→ Stored entries
........
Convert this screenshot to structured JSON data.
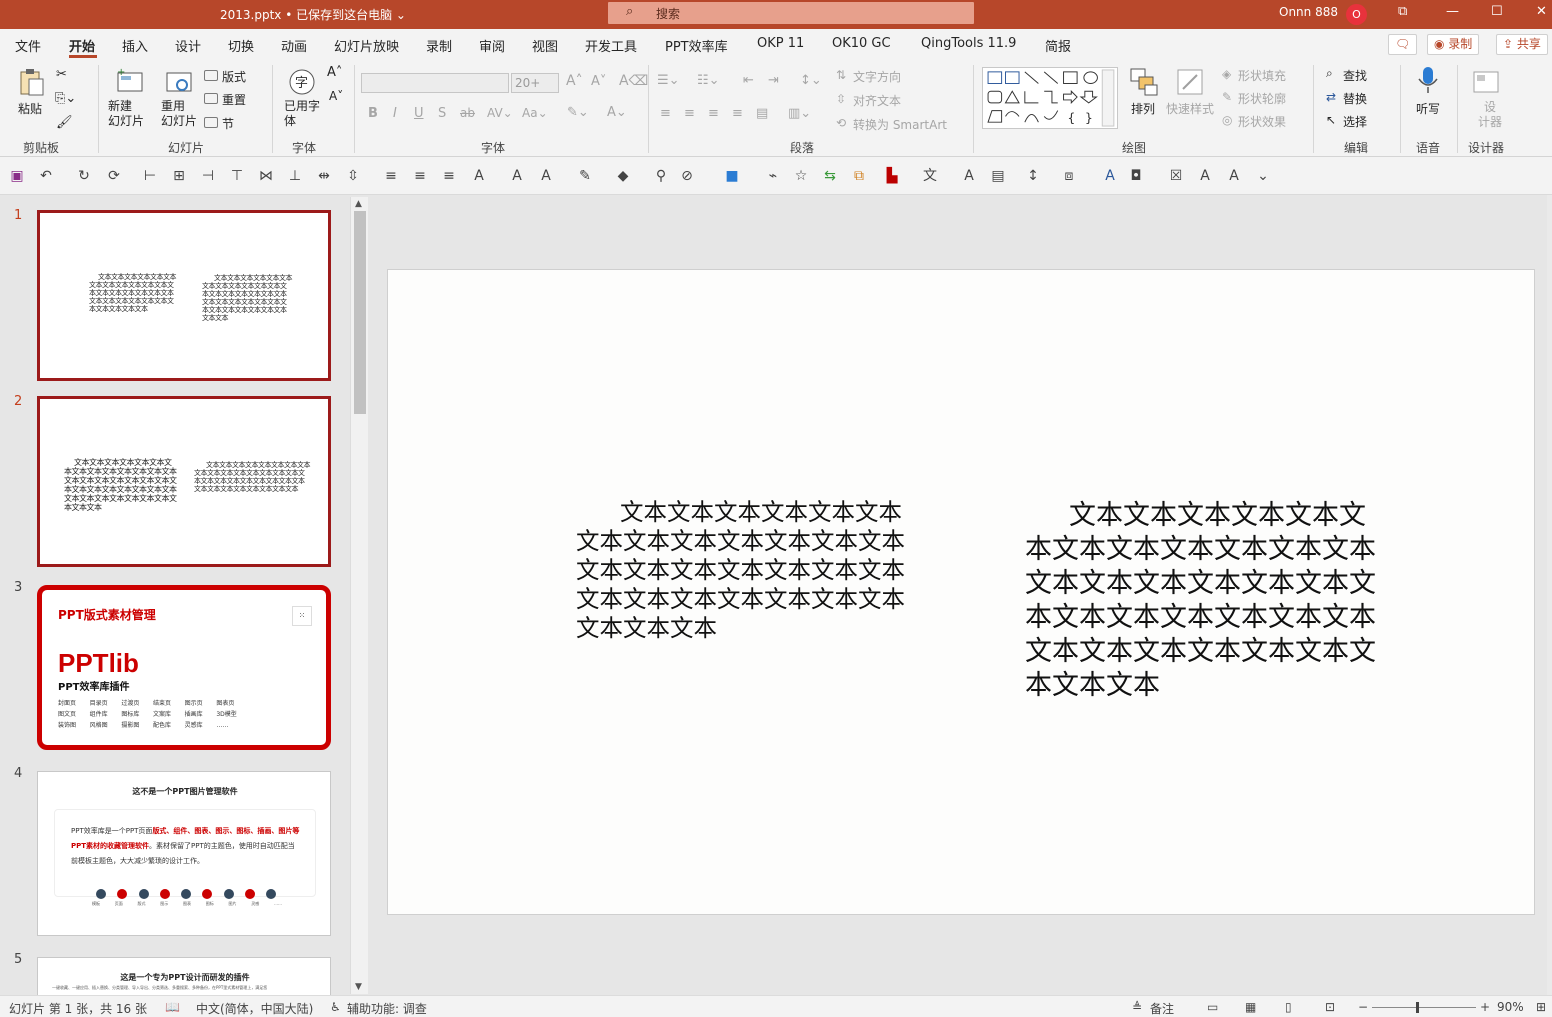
{
  "titlebar": {
    "doc_title": "2013.pptx • 已保存到这台电脑 ⌄",
    "search_placeholder": "搜索",
    "user_name": "Onnn 888",
    "avatar_initial": "O",
    "min": "—",
    "restore": "☐",
    "close": "✕",
    "ribbon_display": "⧉"
  },
  "tabs": [
    "文件",
    "开始",
    "插入",
    "设计",
    "切换",
    "动画",
    "幻灯片放映",
    "录制",
    "审阅",
    "视图",
    "开发工具",
    "PPT效率库",
    "OKP 11",
    "OK10 GC",
    "QingTools 11.9",
    "简报"
  ],
  "tab_actions": {
    "comment": "🗨",
    "record": "◉ 录制",
    "share": "⇪ 共享"
  },
  "ribbon": {
    "clipboard": {
      "paste": "粘贴",
      "label": "剪贴板"
    },
    "slides": {
      "new_slide": "新建\n幻灯片",
      "reuse": "重用\n幻灯片",
      "layout": "版式",
      "reset": "重置",
      "section": "节",
      "label": "幻灯片"
    },
    "font_group_a": {
      "used_font": "已用字\n体",
      "label": "字体"
    },
    "font": {
      "size": "20+",
      "label": "字体"
    },
    "paragraph": {
      "text_direction": "文字方向",
      "align_text": "对齐文本",
      "smartart": "转换为 SmartArt",
      "label": "段落"
    },
    "drawing": {
      "arrange": "排列",
      "quick_styles": "快速样式",
      "fill": "形状填充",
      "outline": "形状轮廓",
      "effects": "形状效果",
      "label": "绘图"
    },
    "editing": {
      "find": "查找",
      "replace": "替换",
      "select": "选择",
      "label": "编辑"
    },
    "voice": {
      "dictate": "听写",
      "label": "语音"
    },
    "designer": {
      "designer": "设\n计器",
      "label": "设计器"
    }
  },
  "thumbnails": [
    {
      "num": "1",
      "selected": true
    },
    {
      "num": "2",
      "selected": false
    },
    {
      "num": "3",
      "selected": false
    },
    {
      "num": "4",
      "selected": false
    },
    {
      "num": "5",
      "selected": false
    }
  ],
  "thumb_text": {
    "t1_left": "文本文本文本文本文本文本文本文本文本文本文本文本文本文本文本文本文本文本文本文本文本文本文本文本文本文本文本文本文本文本",
    "t1_right": "文本文本文本文本文本文本文本文本文本文本文本文本文本文本文本文本文本文本文本文本文本文本文本文本文本文本文本文本文本文本文本文本文本文本",
    "t2_left": "文本文本文本文本文本文本文本文本文本文本文本文本文本文本文本文本文本文本文本文本文本文本文本文本文本文本文本文本文本文本文本文本文本文本文本文本文本文本文本",
    "t2_right": "文本文本文本文本文本文本文本文本文本文本文本文本文本文本文本文本文本文本文本文本文本文本文本文本文本文本文本文本文本文本文本文本文本",
    "t3_title": "PPT版式素材管理",
    "t3_brand": "PPTlib",
    "t3_sub": "PPT效率库插件",
    "t3_grid": [
      "封面页",
      "目录页",
      "过渡页",
      "结束页",
      "图示页",
      "图表页",
      "图文页",
      "组件库",
      "图标库",
      "文案库",
      "插画库",
      "3D模型",
      "装饰图",
      "风格图",
      "摄影图",
      "配色库",
      "灵感库",
      "……"
    ],
    "t4_title": "这不是一个PPT图片管理软件",
    "t4_body_a": "PPT效率库是一个PPT页面",
    "t4_body_red": "版式、组件、图表、图示、图标、插画、图片等PPT素材的收藏管理软件",
    "t4_body_b": "。素材保留了PPT的主题色，使用时自动匹配当前模板主题色，大大减少繁琐的设计工作。",
    "t4_icons": [
      "模板",
      "页面",
      "版式",
      "图示",
      "图表",
      "图标",
      "图片",
      "灵感",
      "……"
    ],
    "t5_title": "这是一个专为PPT设计而研发的插件",
    "t5_body": "一键收藏、一键应用、插入替换、分类管理、导入导出、分类筛选、多重搜索、多种备份，在PPT里式素材管理上，满足您"
  },
  "slide": {
    "left_text": "文本文本文本文本文本文本文本文本文本文本文本文本文本文本文本文本文本文本文本文本文本文本文本文本文本文本文本文本文本文本",
    "right_text": "文本文本文本文本文本文本文本文本文本文本文本文本文本文本文本文本文本文本文本文本文本文本文本文本文本文本文本文本文本文本文本文本文本文本"
  },
  "status": {
    "slide_count": "幻灯片 第 1 张，共 16 张",
    "language": "中文(简体，中国大陆)",
    "accessibility": "辅助功能: 调查",
    "notes": "备注",
    "zoom": "90%"
  },
  "colors": {
    "brand": "#b7472a",
    "selected_thumb_border": "#9c1a1a"
  }
}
........
→ OBJECTIVE
Keep every word of the data as it is when you write it out, but drop the pictures.

→ CORRECT OUTPUT
Convert this screenshot to structured JSON data.
{
  "titlebar": {
    "doc_title": "2013.pptx • 已保存到这台电脑 ⌄",
    "search_placeholder": "搜索",
    "user_name": "Onnn 888",
    "avatar_initial": "O",
    "min": "—",
    "restore": "☐",
    "close": "✕",
    "ribbon_display": "⧉"
  },
  "tabs": [
    "文件",
    "开始",
    "插入",
    "设计",
    "切换",
    "动画",
    "幻灯片放映",
    "录制",
    "审阅",
    "视图",
    "开发工具",
    "PPT效率库",
    "OKP 11",
    "OK10 GC",
    "QingTools 11.9",
    "简报"
  ],
  "tab_actions": {
    "comment": "🗨",
    "record": "◉ 录制",
    "share": "⇪ 共享"
  },
  "ribbon": {
    "clipboard": {
      "paste": "粘贴",
      "label": "剪贴板"
    },
    "slides": {
      "new_slide": "新建\n幻灯片",
      "reuse": "重用\n幻灯片",
      "layout": "版式",
      "reset": "重置",
      "section": "节",
      "label": "幻灯片"
    },
    "font_group_a": {
      "used_font": "已用字\n体",
      "label": "字体"
    },
    "font": {
      "size": "20+",
      "label": "字体"
    },
    "paragraph": {
      "text_direction": "文字方向",
      "align_text": "对齐文本",
      "smartart": "转换为 SmartArt",
      "label": "段落"
    },
    "drawing": {
      "arrange": "排列",
      "quick_styles": "快速样式",
      "fill": "形状填充",
      "outline": "形状轮廓",
      "effects": "形状效果",
      "label": "绘图"
    },
    "editing": {
      "find": "查找",
      "replace": "替换",
      "select": "选择",
      "label": "编辑"
    },
    "voice": {
      "dictate": "听写",
      "label": "语音"
    },
    "designer": {
      "designer": "设\n计器",
      "label": "设计器"
    }
  },
  "thumbnails": [
    {
      "num": "1",
      "selected": true
    },
    {
      "num": "2",
      "selected": false
    },
    {
      "num": "3",
      "selected": false
    },
    {
      "num": "4",
      "selected": false
    },
    {
      "num": "5",
      "selected": false
    }
  ],
  "thumb_text": {
    "t1_left": "文本文本文本文本文本文本文本文本文本文本文本文本文本文本文本文本文本文本文本文本文本文本文本文本文本文本文本文本文本文本",
    "t1_right": "文本文本文本文本文本文本文本文本文本文本文本文本文本文本文本文本文本文本文本文本文本文本文本文本文本文本文本文本文本文本文本文本文本文本",
    "t2_left": "文本文本文本文本文本文本文本文本文本文本文本文本文本文本文本文本文本文本文本文本文本文本文本文本文本文本文本文本文本文本文本文本文本文本文本文本文本文本文本",
    "t2_right": "文本文本文本文本文本文本文本文本文本文本文本文本文本文本文本文本文本文本文本文本文本文本文本文本文本文本文本文本文本文本文本文本文本",
    "t3_title": "PPT版式素材管理",
    "t3_brand": "PPTlib",
    "t3_sub": "PPT效率库插件",
    "t3_grid": [
      "封面页",
      "目录页",
      "过渡页",
      "结束页",
      "图示页",
      "图表页",
      "图文页",
      "组件库",
      "图标库",
      "文案库",
      "插画库",
      "3D模型",
      "装饰图",
      "风格图",
      "摄影图",
      "配色库",
      "灵感库",
      "……"
    ],
    "t4_title": "这不是一个PPT图片管理软件",
    "t4_body_a": "PPT效率库是一个PPT页面",
    "t4_body_red": "版式、组件、图表、图示、图标、插画、图片等PPT素材的收藏管理软件",
    "t4_body_b": "。素材保留了PPT的主题色，使用时自动匹配当前模板主题色，大大减少繁琐的设计工作。",
    "t4_icons": [
      "模板",
      "页面",
      "版式",
      "图示",
      "图表",
      "图标",
      "图片",
      "灵感",
      "……"
    ],
    "t5_title": "这是一个专为PPT设计而研发的插件",
    "t5_body": "一键收藏、一键应用、插入替换、分类管理、导入导出、分类筛选、多重搜索、多种备份，在PPT里式素材管理上，满足您"
  },
  "slide": {
    "left_text": "文本文本文本文本文本文本文本文本文本文本文本文本文本文本文本文本文本文本文本文本文本文本文本文本文本文本文本文本文本文本",
    "right_text": "文本文本文本文本文本文本文本文本文本文本文本文本文本文本文本文本文本文本文本文本文本文本文本文本文本文本文本文本文本文本文本文本文本文本"
  },
  "status": {
    "slide_count": "幻灯片 第 1 张，共 16 张",
    "language": "中文(简体，中国大陆)",
    "accessibility": "辅助功能: 调查",
    "notes": "备注",
    "zoom": "90%"
  },
  "colors": {
    "brand": "#b7472a",
    "selected_thumb_border": "#9c1a1a"
  }
}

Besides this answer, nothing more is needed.